■ Exercise details
Copy every line of the data exactly, leaving nothing out.

(Stored data)
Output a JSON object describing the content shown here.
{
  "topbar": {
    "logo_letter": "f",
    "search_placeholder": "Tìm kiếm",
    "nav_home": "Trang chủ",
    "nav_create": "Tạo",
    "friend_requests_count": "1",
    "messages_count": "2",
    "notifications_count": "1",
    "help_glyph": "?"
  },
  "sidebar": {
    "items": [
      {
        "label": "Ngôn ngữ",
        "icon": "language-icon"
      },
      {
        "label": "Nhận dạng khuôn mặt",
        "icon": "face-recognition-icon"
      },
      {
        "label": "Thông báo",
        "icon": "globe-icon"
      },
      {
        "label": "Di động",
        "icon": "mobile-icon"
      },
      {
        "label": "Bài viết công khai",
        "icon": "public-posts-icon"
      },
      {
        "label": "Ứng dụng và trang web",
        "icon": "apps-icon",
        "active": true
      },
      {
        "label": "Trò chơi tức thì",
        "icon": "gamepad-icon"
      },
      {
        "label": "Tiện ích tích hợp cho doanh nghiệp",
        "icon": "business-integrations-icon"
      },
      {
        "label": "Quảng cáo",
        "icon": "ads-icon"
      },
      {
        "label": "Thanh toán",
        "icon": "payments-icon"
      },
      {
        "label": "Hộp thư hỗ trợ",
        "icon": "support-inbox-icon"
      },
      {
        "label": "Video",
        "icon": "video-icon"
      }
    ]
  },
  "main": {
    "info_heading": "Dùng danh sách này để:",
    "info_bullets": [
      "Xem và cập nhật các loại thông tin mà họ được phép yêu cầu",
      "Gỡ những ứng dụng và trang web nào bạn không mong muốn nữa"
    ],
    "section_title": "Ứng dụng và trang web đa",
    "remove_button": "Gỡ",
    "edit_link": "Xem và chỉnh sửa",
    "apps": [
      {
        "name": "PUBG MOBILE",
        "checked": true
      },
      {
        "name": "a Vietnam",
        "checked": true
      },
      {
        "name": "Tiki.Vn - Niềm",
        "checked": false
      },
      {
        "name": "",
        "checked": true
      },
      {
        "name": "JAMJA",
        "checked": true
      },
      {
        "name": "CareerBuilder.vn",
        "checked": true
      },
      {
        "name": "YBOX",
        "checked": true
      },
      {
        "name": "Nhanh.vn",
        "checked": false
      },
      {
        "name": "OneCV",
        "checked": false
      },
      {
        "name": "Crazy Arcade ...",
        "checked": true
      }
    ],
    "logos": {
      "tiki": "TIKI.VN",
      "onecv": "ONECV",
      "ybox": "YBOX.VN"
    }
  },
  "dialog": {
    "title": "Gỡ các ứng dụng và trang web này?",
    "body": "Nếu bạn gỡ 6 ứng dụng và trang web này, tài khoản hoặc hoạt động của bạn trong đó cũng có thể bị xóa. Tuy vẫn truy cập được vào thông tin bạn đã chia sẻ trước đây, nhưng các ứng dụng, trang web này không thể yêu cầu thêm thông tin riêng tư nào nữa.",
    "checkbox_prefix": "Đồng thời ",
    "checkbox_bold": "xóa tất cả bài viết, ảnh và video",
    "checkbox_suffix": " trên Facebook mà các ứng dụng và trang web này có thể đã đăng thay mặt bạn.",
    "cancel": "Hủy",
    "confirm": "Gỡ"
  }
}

■ Result below
Output a JSON object describing the content shown here.
{
  "topbar": {
    "logo_letter": "f",
    "search_placeholder": "Tìm kiếm",
    "nav_home": "Trang chủ",
    "nav_create": "Tạo",
    "friend_requests_count": "1",
    "messages_count": "2",
    "notifications_count": "1",
    "help_glyph": "?"
  },
  "sidebar": {
    "items": [
      {
        "label": "Ngôn ngữ",
        "icon": "language-icon"
      },
      {
        "label": "Nhận dạng khuôn mặt",
        "icon": "face-recognition-icon"
      },
      {
        "label": "Thông báo",
        "icon": "globe-icon"
      },
      {
        "label": "Di động",
        "icon": "mobile-icon"
      },
      {
        "label": "Bài viết công khai",
        "icon": "public-posts-icon"
      },
      {
        "label": "Ứng dụng và trang web",
        "icon": "apps-icon",
        "active": true
      },
      {
        "label": "Trò chơi tức thì",
        "icon": "gamepad-icon"
      },
      {
        "label": "Tiện ích tích hợp cho doanh nghiệp",
        "icon": "business-integrations-icon"
      },
      {
        "label": "Quảng cáo",
        "icon": "ads-icon"
      },
      {
        "label": "Thanh toán",
        "icon": "payments-icon"
      },
      {
        "label": "Hộp thư hỗ trợ",
        "icon": "support-inbox-icon"
      },
      {
        "label": "Video",
        "icon": "video-icon"
      }
    ]
  },
  "main": {
    "info_heading": "Dùng danh sách này để:",
    "info_bullets": [
      "Xem và cập nhật các loại thông tin mà họ được phép yêu cầu",
      "Gỡ những ứng dụng và trang web nào bạn không mong muốn nữa"
    ],
    "section_title": "Ứng dụng và trang web đa",
    "remove_button": "Gỡ",
    "edit_link": "Xem và chỉnh sửa",
    "apps": [
      {
        "name": "PUBG MOBILE",
        "checked": true
      },
      {
        "name": "a Vietnam",
        "checked": true
      },
      {
        "name": "Tiki.Vn - Niềm",
        "checked": false
      },
      {
        "name": "",
        "checked": true
      },
      {
        "name": "JAMJA",
        "checked": true
      },
      {
        "name": "CareerBuilder.vn",
        "checked": true
      },
      {
        "name": "YBOX",
        "checked": true
      },
      {
        "name": "Nhanh.vn",
        "checked": false
      },
      {
        "name": "OneCV",
        "checked": false
      },
      {
        "name": "Crazy Arcade ...",
        "checked": true
      }
    ],
    "logos": {
      "tiki": "TIKI.VN",
      "onecv": "ONECV",
      "ybox": "YBOX.VN"
    }
  },
  "dialog": {
    "title": "Gỡ các ứng dụng và trang web này?",
    "body": "Nếu bạn gỡ 6 ứng dụng và trang web này, tài khoản hoặc hoạt động của bạn trong đó cũng có thể bị xóa. Tuy vẫn truy cập được vào thông tin bạn đã chia sẻ trước đây, nhưng các ứng dụng, trang web này không thể yêu cầu thêm thông tin riêng tư nào nữa.",
    "checkbox_prefix": "Đồng thời ",
    "checkbox_bold": "xóa tất cả bài viết, ảnh và video",
    "checkbox_suffix": " trên Facebook mà các ứng dụng và trang web này có thể đã đăng thay mặt bạn.",
    "cancel": "Hủy",
    "confirm": "Gỡ"
  }
}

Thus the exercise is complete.